L’Islanda (insieme ad altre isole come le Azzorre, Ascensione, Tristan da Cunha) costituisce la parte emersa della dorsale medio-atlantica. I rilievi che la costituiscono sono rappresentati da vulcani che si estendono in direzione NE-SO. La sua formazione risale al Terziario: datazioni radiometriche effettuate sulle lave più antiche hanno dato un’età di circa 16 milioni di anni. L’attività vulcanica è tuttora molto intensa. Tra i vulcani islandesi, il più alto è l’Öraefajökull (2119 m); a S il più noto è l’Hekla (1491 m), mentre nella zona centrale sono presenti il Trölla dyngja (1460 m) e l’Askja (1510 m). Il paesaggio è costituito da estesi altopiani, con vallate piuttosto incise che spesso raggiungono la costa. Solo nel versante meridionale, il litorale si presenta quasi ovunque basso e sabbioso. I ghiacciai (localmente jökull) più estesi sono il Vatnajökull (8500 km2), l’Hofsjökull e il Langjökull.
I fiumi sono brevi, il più lungo è il Thjórsá (210 km). Spesso formano, in margine agli altopiani lavici o presso le coste, alte cascate (cascata Hai, sul Thjórsá, 120 m; Hengi, sul Fljotsdal, 115 m). L’I. conta molti laghi, il maggiore dei quali è il Thingvallavatn (120 km2, prof. 116 m). Il clima è prevalentemente di tipo freddo oceanico, piuttosto mite in rapporto alla latitudine elevata, anche per influenza di un ramo delle correnti calde nord-atlantiche; ma si fa rigido, con caratteri quasi polari, nell’interno e a NO. Le piogge, inferiori a 1000 mm annui sulle coste meridionali e orientali (Reykjavík, 870 mm), superano i 3000 mm sulle pendici di alcuni rilievi.
Le piante vascolari contano 435 specie; nelle pianure meridionali tre quarti delle specie sono in comune con l’Europa settentrionale e centrale, mentre sugli altipiani e lungo la costa settentrionale due terzi sono piante artiche. Bassi cespugli di salici arbustacei con betulle nane; prati e pascoli, interrotti da paludi, coprono le valli; grande estensione ha anche la brughiera, ricca di licheni, tra cui la nota Cetraria islandica (lichene d’Islanda); i soli frutti che si trovano nell’isola sono i lamponi e i mirtilli. La fauna è povera di Mammiferi. L’avifauna conta circa 100 specie. Mancano Rettili e Anfibi; pochi i Pesci d’acqua dolce. Numerosi gli Insetti.

◆ ◆ ◆ ◆ ◆ ◆ ◆

• **CONSEGNA 1**
Trascrivi testualmente il brano sull'Islanda da "I fiumi sono" a "di alcuni rilievi.".

• **DATI FORNITI**
◆ ◆ ◆ ◆ ◆ ◆ ◆

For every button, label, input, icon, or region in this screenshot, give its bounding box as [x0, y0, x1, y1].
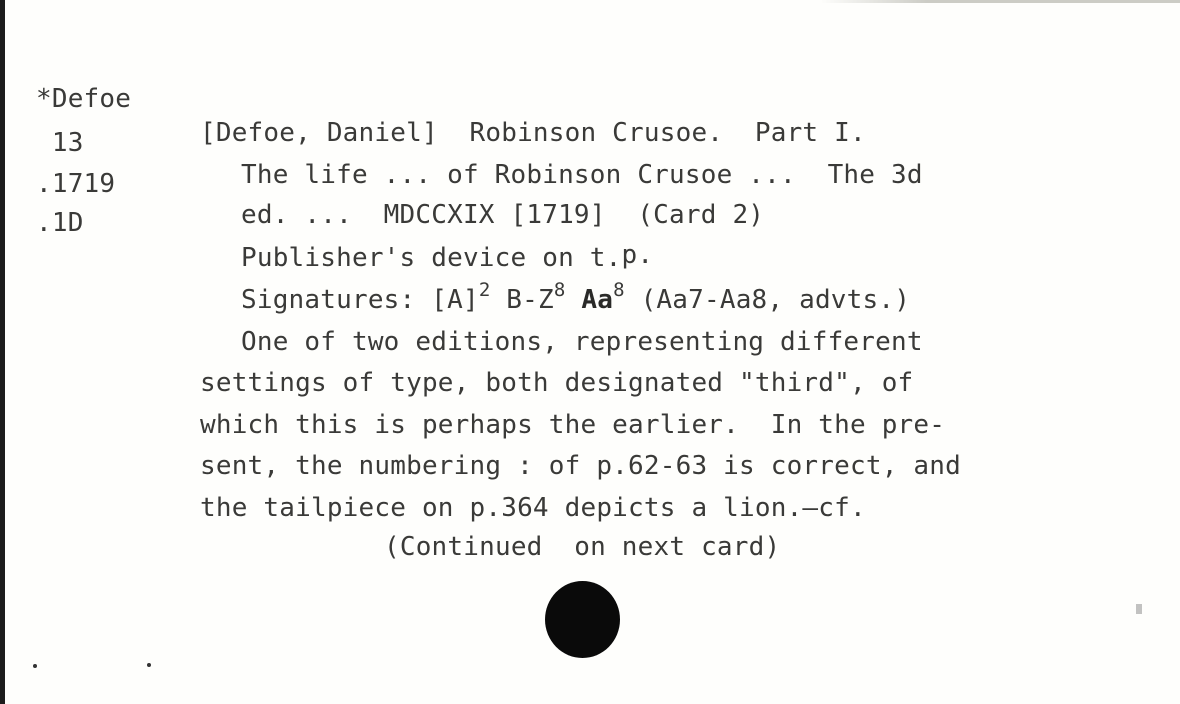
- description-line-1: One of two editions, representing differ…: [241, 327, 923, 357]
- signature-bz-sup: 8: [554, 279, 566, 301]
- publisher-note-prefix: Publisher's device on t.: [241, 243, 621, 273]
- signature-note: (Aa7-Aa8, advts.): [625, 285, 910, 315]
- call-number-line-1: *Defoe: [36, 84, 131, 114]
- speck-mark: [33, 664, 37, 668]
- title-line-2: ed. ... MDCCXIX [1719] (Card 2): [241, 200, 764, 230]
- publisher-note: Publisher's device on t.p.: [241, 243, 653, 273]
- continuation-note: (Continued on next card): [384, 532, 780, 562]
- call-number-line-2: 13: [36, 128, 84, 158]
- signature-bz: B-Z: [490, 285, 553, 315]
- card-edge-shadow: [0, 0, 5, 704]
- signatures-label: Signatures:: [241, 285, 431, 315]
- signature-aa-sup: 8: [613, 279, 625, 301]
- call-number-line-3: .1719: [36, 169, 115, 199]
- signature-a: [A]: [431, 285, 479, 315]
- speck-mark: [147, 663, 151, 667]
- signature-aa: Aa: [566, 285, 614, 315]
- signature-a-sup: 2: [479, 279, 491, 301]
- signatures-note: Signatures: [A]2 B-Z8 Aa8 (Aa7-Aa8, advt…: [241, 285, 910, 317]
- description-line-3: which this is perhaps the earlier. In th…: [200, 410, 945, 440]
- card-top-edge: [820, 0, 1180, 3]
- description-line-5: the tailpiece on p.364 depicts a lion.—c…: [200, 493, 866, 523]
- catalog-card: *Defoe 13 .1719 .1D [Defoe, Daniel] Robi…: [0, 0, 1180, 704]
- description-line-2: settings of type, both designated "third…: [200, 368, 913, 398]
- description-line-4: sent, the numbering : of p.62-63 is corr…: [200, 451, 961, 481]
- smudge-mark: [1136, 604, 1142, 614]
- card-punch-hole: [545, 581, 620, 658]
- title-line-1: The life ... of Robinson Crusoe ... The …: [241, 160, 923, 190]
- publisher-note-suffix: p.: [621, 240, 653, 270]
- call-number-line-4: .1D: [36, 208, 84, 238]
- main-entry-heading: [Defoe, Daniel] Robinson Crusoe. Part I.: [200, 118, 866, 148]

◆ ◆ ◆ ◆ ◆ ◆ ◆

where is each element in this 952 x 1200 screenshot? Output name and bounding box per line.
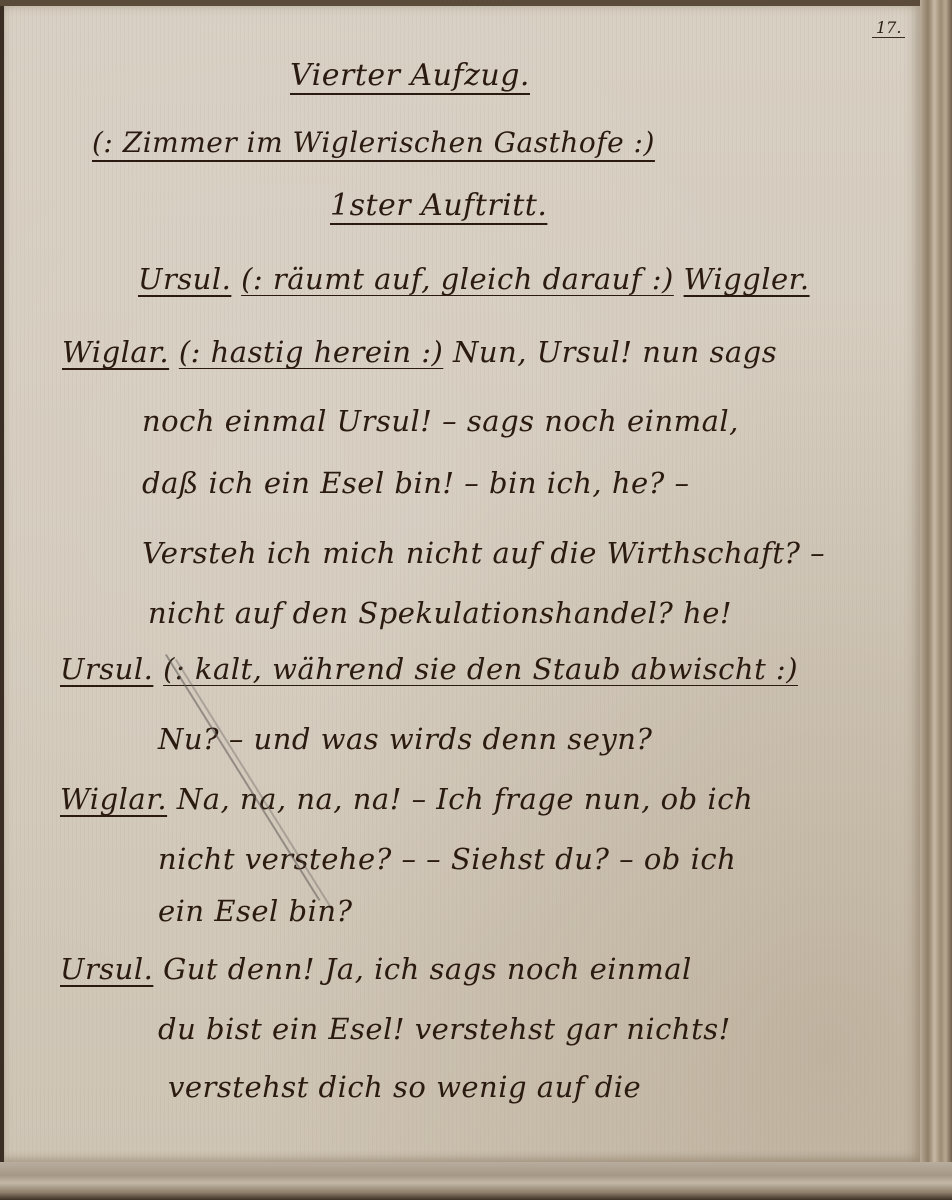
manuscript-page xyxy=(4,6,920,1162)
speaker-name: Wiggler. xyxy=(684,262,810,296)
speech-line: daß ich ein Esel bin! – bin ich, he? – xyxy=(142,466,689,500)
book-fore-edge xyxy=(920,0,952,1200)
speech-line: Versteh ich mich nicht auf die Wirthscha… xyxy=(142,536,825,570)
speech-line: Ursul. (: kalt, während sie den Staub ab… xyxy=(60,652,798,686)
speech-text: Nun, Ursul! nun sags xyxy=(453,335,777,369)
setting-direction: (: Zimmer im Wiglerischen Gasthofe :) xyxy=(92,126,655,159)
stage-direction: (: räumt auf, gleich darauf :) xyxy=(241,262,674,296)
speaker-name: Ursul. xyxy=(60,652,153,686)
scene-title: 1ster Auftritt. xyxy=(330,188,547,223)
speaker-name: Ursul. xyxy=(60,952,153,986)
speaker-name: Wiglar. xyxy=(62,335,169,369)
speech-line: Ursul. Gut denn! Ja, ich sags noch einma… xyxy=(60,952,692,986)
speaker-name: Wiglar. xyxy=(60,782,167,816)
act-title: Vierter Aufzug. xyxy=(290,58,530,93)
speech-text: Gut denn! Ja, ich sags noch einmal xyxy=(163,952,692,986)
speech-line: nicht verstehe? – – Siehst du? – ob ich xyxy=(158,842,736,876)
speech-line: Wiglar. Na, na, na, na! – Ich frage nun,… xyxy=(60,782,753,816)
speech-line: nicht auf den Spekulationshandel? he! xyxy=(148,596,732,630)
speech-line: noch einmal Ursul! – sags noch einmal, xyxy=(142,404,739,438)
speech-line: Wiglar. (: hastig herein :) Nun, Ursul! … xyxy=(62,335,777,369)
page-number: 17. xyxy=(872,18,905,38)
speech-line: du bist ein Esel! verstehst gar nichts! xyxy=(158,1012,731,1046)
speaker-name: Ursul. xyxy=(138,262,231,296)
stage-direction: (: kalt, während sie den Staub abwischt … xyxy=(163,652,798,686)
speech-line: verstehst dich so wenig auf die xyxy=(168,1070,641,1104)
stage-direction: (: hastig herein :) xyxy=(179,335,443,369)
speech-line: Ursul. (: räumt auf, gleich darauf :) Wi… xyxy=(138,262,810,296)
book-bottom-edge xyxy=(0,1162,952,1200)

◆ ◆ ◆ ◆ ◆ ◆ ◆

• **CONSEGNA 2**
Formatta come lista JSON di stringhe le righe dei record dalla riga con "manuscript-page xyxy=(4,6,920,1162)" alla riga con "setting-direction: (: Zimmer", estremi inclusi. Usa una stringa per ogni riga e tralascia le righe vuote.

• **RISPOSTA 1**
I fiumi sono brevi, il più lungo è il Thjórsá (210 km). Spesso formano, in margine agli altopiani lavici o presso le coste, alte cascate (cascata Hai, sul Thjórsá, 120 m; Hengi, sul Fljotsdal, 115 m). L’I. conta molti laghi, il maggiore dei quali è il Thingvallavatn (120 km2, prof. 116 m). Il clima è prevalentemente di tipo freddo oceanico, piuttosto mite in rapporto alla latitudine elevata, anche per influenza di un ramo delle correnti calde nord-atlantiche; ma si fa rigido, con caratteri quasi polari, nell’interno e a NO. Le piogge, inferiori a 1000 mm annui sulle coste meridionali e orientali (Reykjavík, 870 mm), superano i 3000 mm sulle pendici di alcuni rilievi.

• **RISPOSTA 2**
[
  "manuscript-page xyxy=(4,6,920,1162)",
  "speaker-name: Wiggler. xyxy=(684,262,810,296)",
  "speech-line: daß ich ein Esel bin! – bin ich, he? – xyxy=(142,466,689,500)",
  "book-fore-edge xyxy=(920,0,952,1200)",
  "speech-line: Versteh ich mich nicht auf die Wirthscha… xyxy=(142,536,825,570)",
  "speech-line: Ursul. (: kalt, während sie den Staub ab… xyxy=(60,652,798,686)",
  "speech-text: Nun, Ursul! nun sags xyxy=(453,335,777,369)",
  "setting-direction: (: Zimmer im Wiglerischen Gasthofe :) xyxy=(92,126,655,159)"
]